*DATA FOR THE TASK*.
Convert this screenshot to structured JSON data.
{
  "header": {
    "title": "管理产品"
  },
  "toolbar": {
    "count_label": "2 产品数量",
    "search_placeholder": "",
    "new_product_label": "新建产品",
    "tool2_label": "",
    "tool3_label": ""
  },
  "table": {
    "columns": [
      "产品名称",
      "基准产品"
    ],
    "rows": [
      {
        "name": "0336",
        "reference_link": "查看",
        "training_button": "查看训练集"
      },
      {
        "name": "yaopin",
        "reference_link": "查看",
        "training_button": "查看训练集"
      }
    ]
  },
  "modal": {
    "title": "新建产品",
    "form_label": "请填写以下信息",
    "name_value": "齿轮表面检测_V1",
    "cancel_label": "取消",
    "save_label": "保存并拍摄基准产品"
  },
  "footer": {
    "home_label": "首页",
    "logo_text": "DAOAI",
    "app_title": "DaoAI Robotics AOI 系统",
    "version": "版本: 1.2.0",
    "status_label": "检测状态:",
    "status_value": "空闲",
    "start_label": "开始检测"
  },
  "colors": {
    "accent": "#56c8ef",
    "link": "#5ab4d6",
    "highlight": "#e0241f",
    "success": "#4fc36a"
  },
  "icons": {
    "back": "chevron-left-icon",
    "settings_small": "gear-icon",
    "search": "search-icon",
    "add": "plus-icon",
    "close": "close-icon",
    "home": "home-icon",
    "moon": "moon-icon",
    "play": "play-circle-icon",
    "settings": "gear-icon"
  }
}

*INSTRUCTIONS TO FOLLOW*. All of the entries above need to be reproduced exactly.

*EXPECTED ANSWER*.
Convert this screenshot to structured JSON data.
{
  "header": {
    "title": "管理产品"
  },
  "toolbar": {
    "count_label": "2 产品数量",
    "search_placeholder": "",
    "new_product_label": "新建产品",
    "tool2_label": "",
    "tool3_label": ""
  },
  "table": {
    "columns": [
      "产品名称",
      "基准产品"
    ],
    "rows": [
      {
        "name": "0336",
        "reference_link": "查看",
        "training_button": "查看训练集"
      },
      {
        "name": "yaopin",
        "reference_link": "查看",
        "training_button": "查看训练集"
      }
    ]
  },
  "modal": {
    "title": "新建产品",
    "form_label": "请填写以下信息",
    "name_value": "齿轮表面检测_V1",
    "cancel_label": "取消",
    "save_label": "保存并拍摄基准产品"
  },
  "footer": {
    "home_label": "首页",
    "logo_text": "DAOAI",
    "app_title": "DaoAI Robotics AOI 系统",
    "version": "版本: 1.2.0",
    "status_label": "检测状态:",
    "status_value": "空闲",
    "start_label": "开始检测"
  },
  "colors": {
    "accent": "#56c8ef",
    "link": "#5ab4d6",
    "highlight": "#e0241f",
    "success": "#4fc36a"
  },
  "icons": {
    "back": "chevron-left-icon",
    "settings_small": "gear-icon",
    "search": "search-icon",
    "add": "plus-icon",
    "close": "close-icon",
    "home": "home-icon",
    "moon": "moon-icon",
    "play": "play-circle-icon",
    "settings": "gear-icon"
  }
}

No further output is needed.